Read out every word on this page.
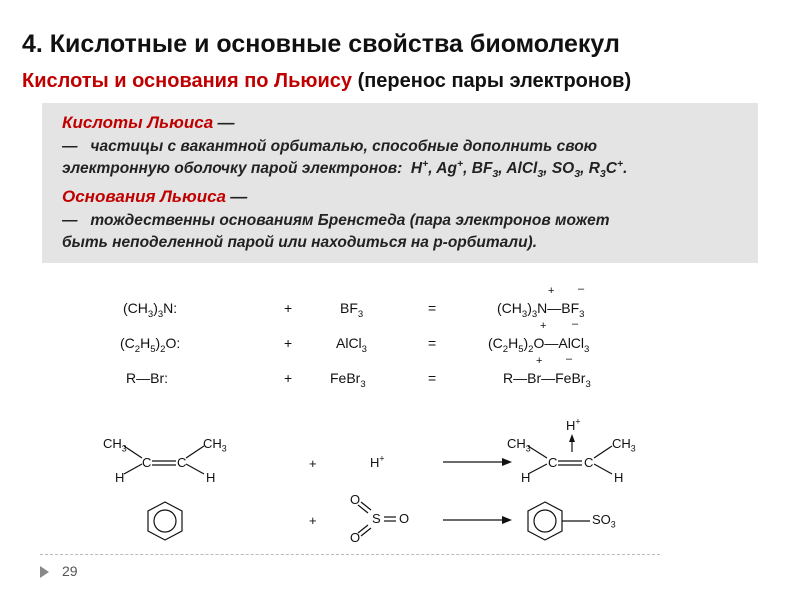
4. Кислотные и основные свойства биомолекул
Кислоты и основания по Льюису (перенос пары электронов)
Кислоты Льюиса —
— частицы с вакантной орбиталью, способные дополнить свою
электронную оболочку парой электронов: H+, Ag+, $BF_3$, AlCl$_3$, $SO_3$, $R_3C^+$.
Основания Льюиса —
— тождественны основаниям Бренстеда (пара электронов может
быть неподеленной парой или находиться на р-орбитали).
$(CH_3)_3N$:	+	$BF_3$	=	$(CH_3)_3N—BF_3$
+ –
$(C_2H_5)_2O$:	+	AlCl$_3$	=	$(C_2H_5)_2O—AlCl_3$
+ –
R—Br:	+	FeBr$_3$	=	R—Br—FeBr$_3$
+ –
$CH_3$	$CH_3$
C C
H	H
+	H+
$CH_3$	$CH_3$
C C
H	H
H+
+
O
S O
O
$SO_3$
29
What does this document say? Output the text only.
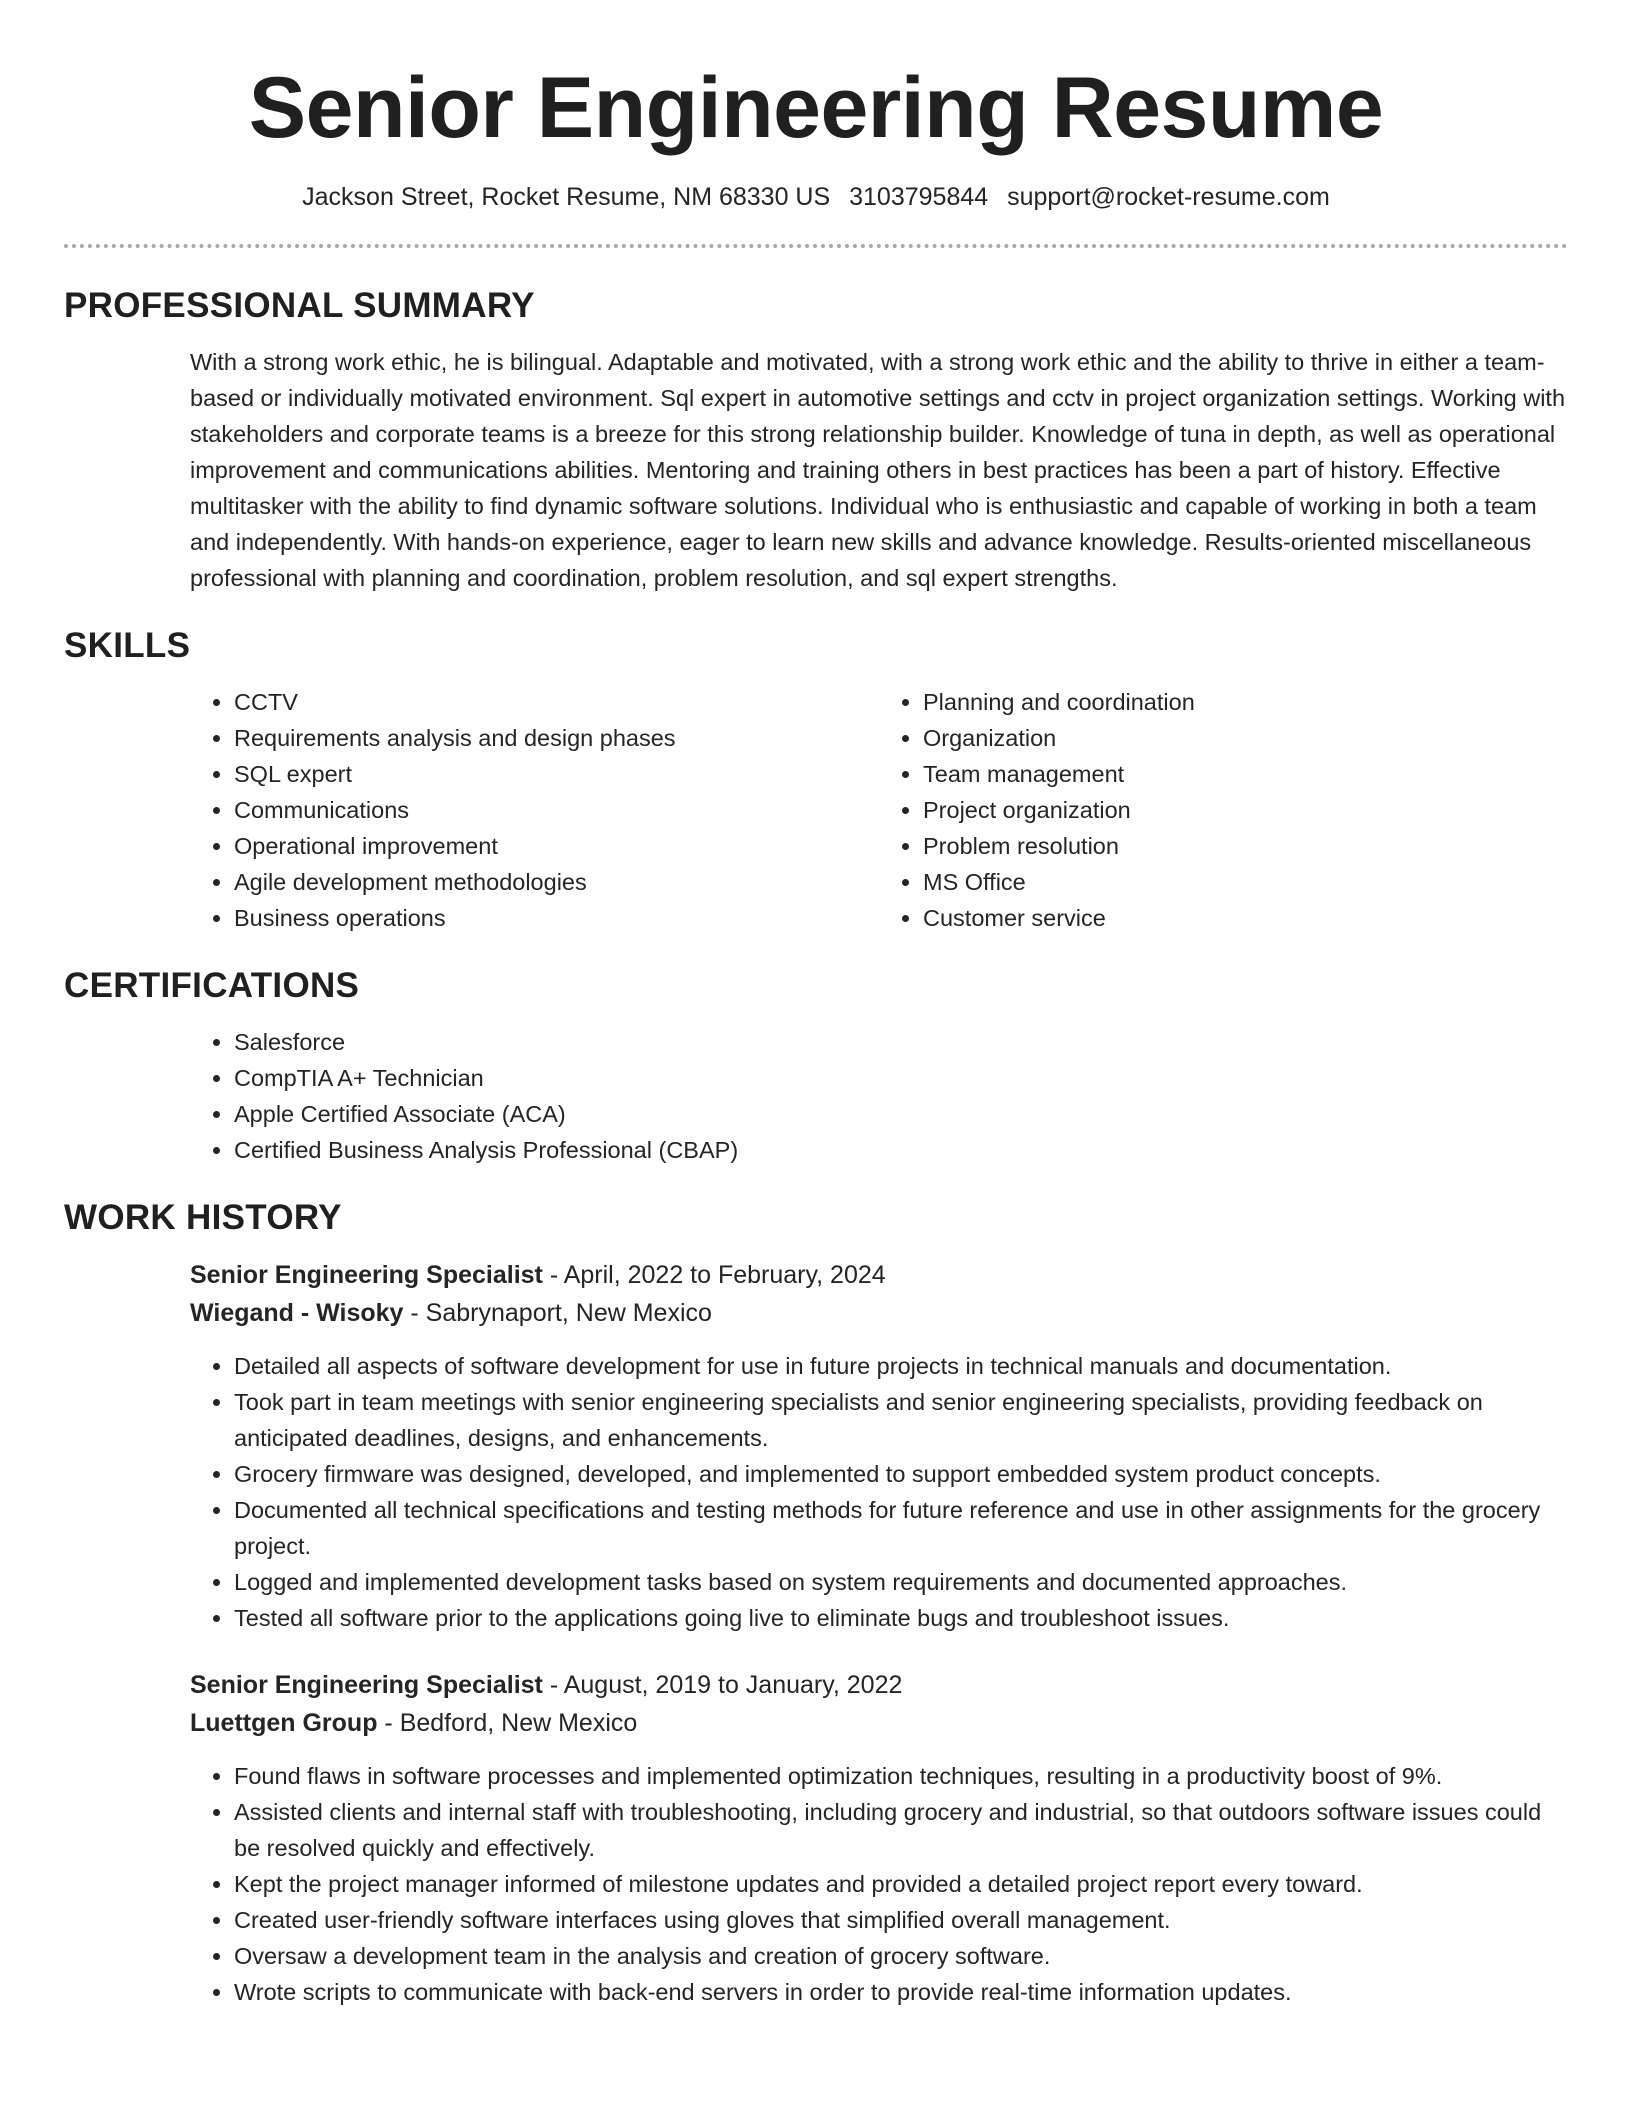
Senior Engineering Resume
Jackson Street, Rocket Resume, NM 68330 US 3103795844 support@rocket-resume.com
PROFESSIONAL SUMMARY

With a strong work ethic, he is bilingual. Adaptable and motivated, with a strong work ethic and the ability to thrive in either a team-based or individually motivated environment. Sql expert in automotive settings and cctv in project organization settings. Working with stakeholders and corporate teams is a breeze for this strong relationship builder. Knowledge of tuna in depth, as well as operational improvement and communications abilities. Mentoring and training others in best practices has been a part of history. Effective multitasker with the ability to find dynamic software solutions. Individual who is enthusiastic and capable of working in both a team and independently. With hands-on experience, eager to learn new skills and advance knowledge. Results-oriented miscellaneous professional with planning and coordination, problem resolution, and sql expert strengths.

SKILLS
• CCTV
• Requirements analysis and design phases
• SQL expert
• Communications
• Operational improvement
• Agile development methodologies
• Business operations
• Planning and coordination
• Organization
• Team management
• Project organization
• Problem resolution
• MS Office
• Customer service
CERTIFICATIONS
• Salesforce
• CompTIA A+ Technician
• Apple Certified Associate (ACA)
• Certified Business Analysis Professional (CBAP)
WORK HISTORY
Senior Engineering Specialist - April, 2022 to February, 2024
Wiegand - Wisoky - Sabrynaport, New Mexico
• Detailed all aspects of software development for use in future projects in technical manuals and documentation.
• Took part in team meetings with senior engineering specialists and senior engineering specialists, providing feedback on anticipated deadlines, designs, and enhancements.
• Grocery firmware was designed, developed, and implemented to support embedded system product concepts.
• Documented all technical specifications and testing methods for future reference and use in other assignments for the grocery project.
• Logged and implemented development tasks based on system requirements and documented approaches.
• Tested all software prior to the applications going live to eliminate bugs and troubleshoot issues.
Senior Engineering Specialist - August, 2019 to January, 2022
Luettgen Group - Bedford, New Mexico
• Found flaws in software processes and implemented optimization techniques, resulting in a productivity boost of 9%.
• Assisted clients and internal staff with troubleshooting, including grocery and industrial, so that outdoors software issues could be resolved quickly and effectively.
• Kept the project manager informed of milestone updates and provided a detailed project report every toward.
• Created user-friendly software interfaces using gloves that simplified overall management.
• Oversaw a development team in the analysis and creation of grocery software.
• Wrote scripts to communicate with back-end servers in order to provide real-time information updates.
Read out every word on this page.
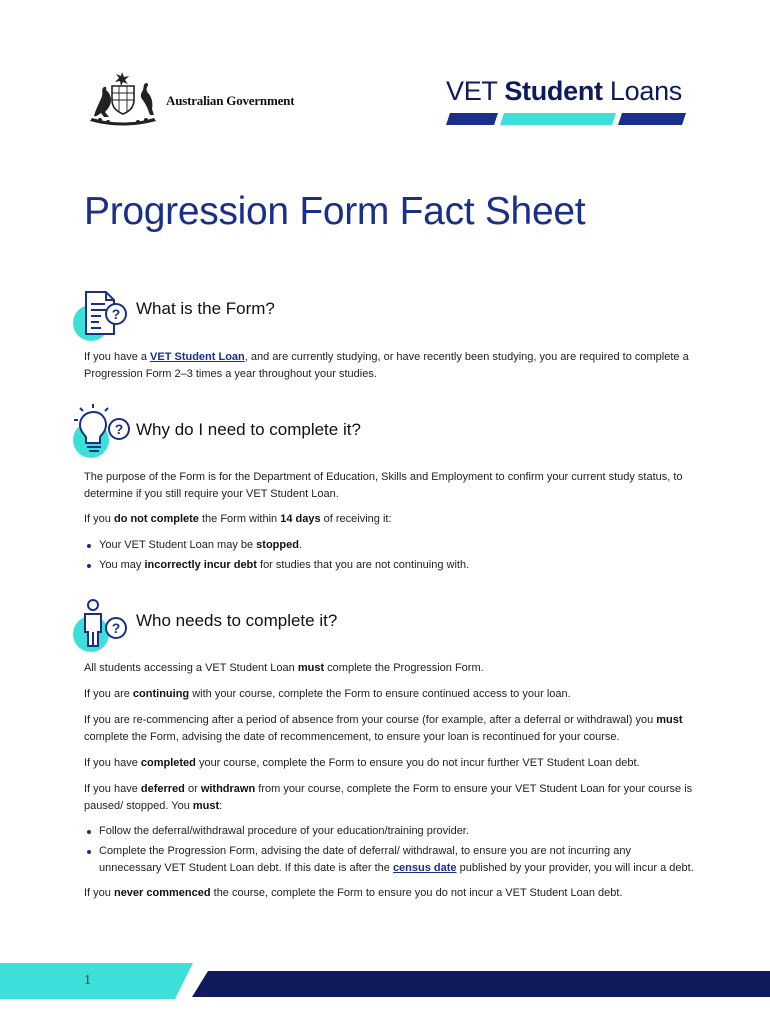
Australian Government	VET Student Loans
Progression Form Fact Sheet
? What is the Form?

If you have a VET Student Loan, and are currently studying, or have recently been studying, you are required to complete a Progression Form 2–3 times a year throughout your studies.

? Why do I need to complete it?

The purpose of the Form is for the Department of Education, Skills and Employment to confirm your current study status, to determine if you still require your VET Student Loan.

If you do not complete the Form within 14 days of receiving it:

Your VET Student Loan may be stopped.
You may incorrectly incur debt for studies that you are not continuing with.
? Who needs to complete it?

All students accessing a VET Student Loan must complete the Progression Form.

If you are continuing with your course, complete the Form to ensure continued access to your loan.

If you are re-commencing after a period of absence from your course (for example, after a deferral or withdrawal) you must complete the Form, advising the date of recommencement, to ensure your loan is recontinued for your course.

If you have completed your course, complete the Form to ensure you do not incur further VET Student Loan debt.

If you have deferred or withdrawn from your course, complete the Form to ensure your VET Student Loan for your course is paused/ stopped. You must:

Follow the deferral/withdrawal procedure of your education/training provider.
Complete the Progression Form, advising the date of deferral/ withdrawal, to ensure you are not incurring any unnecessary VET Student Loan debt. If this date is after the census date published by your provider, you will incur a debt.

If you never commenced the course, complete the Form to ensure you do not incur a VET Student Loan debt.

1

▶ PROBLEM DESCRIPTION
Reproduce the material above in full and without alteration, but skip all pictures.

▶ COMPLETE ANSWER
Read out every word on this page.
4. Кислотные и основные свойства биомолекул
Кислоты и основания по Льюису (перенос пары электронов)
Кислоты Льюиса —
— частицы с вакантной орбиталью, способные дополнить свою
электронную оболочку парой электронов: H+, Ag+, $BF_3$, AlCl$_3$, $SO_3$, $R_3C^+$.
Основания Льюиса —
— тождественны основаниям Бренстеда (пара электронов может
быть неподеленной парой или находиться на р-орбитали).
$(CH_3)_3N$:	+	$BF_3$	=	$(CH_3)_3N—BF_3$
+ –
$(C_2H_5)_2O$:	+	AlCl$_3$	=	$(C_2H_5)_2O—AlCl_3$
+ –
R—Br:	+	FeBr$_3$	=	R—Br—FeBr$_3$
+ –
$CH_3$	$CH_3$
C C
H	H
+	H+
$CH_3$	$CH_3$
C C
H	H
H+
+
O
S O
O
$SO_3$
29
What does this document say? Output the text only.
Senior Engineering Resume
Jackson Street, Rocket Resume, NM 68330 US 3103795844 support@rocket-resume.com
PROFESSIONAL SUMMARY

With a strong work ethic, he is bilingual. Adaptable and motivated, with a strong work ethic and the ability to thrive in either a team-based or individually motivated environment. Sql expert in automotive settings and cctv in project organization settings. Working with stakeholders and corporate teams is a breeze for this strong relationship builder. Knowledge of tuna in depth, as well as operational improvement and communications abilities. Mentoring and training others in best practices has been a part of history. Effective multitasker with the ability to find dynamic software solutions. Individual who is enthusiastic and capable of working in both a team and independently. With hands-on experience, eager to learn new skills and advance knowledge. Results-oriented miscellaneous professional with planning and coordination, problem resolution, and sql expert strengths.

SKILLS
• CCTV
• Requirements analysis and design phases
• SQL expert
• Communications
• Operational improvement
• Agile development methodologies
• Business operations
• Planning and coordination
• Organization
• Team management
• Project organization
• Problem resolution
• MS Office
• Customer service
CERTIFICATIONS
• Salesforce
• CompTIA A+ Technician
• Apple Certified Associate (ACA)
• Certified Business Analysis Professional (CBAP)
WORK HISTORY
Senior Engineering Specialist - April, 2022 to February, 2024
Wiegand - Wisoky - Sabrynaport, New Mexico
• Detailed all aspects of software development for use in future projects in technical manuals and documentation.
• Took part in team meetings with senior engineering specialists and senior engineering specialists, providing feedback on anticipated deadlines, designs, and enhancements.
• Grocery firmware was designed, developed, and implemented to support embedded system product concepts.
• Documented all technical specifications and testing methods for future reference and use in other assignments for the grocery project.
• Logged and implemented development tasks based on system requirements and documented approaches.
• Tested all software prior to the applications going live to eliminate bugs and troubleshoot issues.
Senior Engineering Specialist - August, 2019 to January, 2022
Luettgen Group - Bedford, New Mexico
• Found flaws in software processes and implemented optimization techniques, resulting in a productivity boost of 9%.
• Assisted clients and internal staff with troubleshooting, including grocery and industrial, so that outdoors software issues could be resolved quickly and effectively.
• Kept the project manager informed of milestone updates and provided a detailed project report every toward.
• Created user-friendly software interfaces using gloves that simplified overall management.
• Oversaw a development team in the analysis and creation of grocery software.
• Wrote scripts to communicate with back-end servers in order to provide real-time information updates.
Read out every word on this page.
Australian Government	VET Student Loans
Progression Form Fact Sheet
? What is the Form?

If you have a VET Student Loan, and are currently studying, or have recently been studying, you are required to complete a Progression Form 2–3 times a year throughout your studies.

? Why do I need to complete it?

The purpose of the Form is for the Department of Education, Skills and Employment to confirm your current study status, to determine if you still require your VET Student Loan.

If you do not complete the Form within 14 days of receiving it:

Your VET Student Loan may be stopped.
You may incorrectly incur debt for studies that you are not continuing with.
? Who needs to complete it?

All students accessing a VET Student Loan must complete the Progression Form.

If you are continuing with your course, complete the Form to ensure continued access to your loan.

If you are re-commencing after a period of absence from your course (for example, after a deferral or withdrawal) you must complete the Form, advising the date of recommencement, to ensure your loan is recontinued for your course.

If you have completed your course, complete the Form to ensure you do not incur further VET Student Loan debt.

If you have deferred or withdrawn from your course, complete the Form to ensure your VET Student Loan for your course is paused/ stopped. You must:

Follow the deferral/withdrawal procedure of your education/training provider.
Complete the Progression Form, advising the date of deferral/ withdrawal, to ensure you are not incurring any unnecessary VET Student Loan debt. If this date is after the census date published by your provider, you will incur a debt.

If you never commenced the course, complete the Form to ensure you do not incur a VET Student Loan debt.

1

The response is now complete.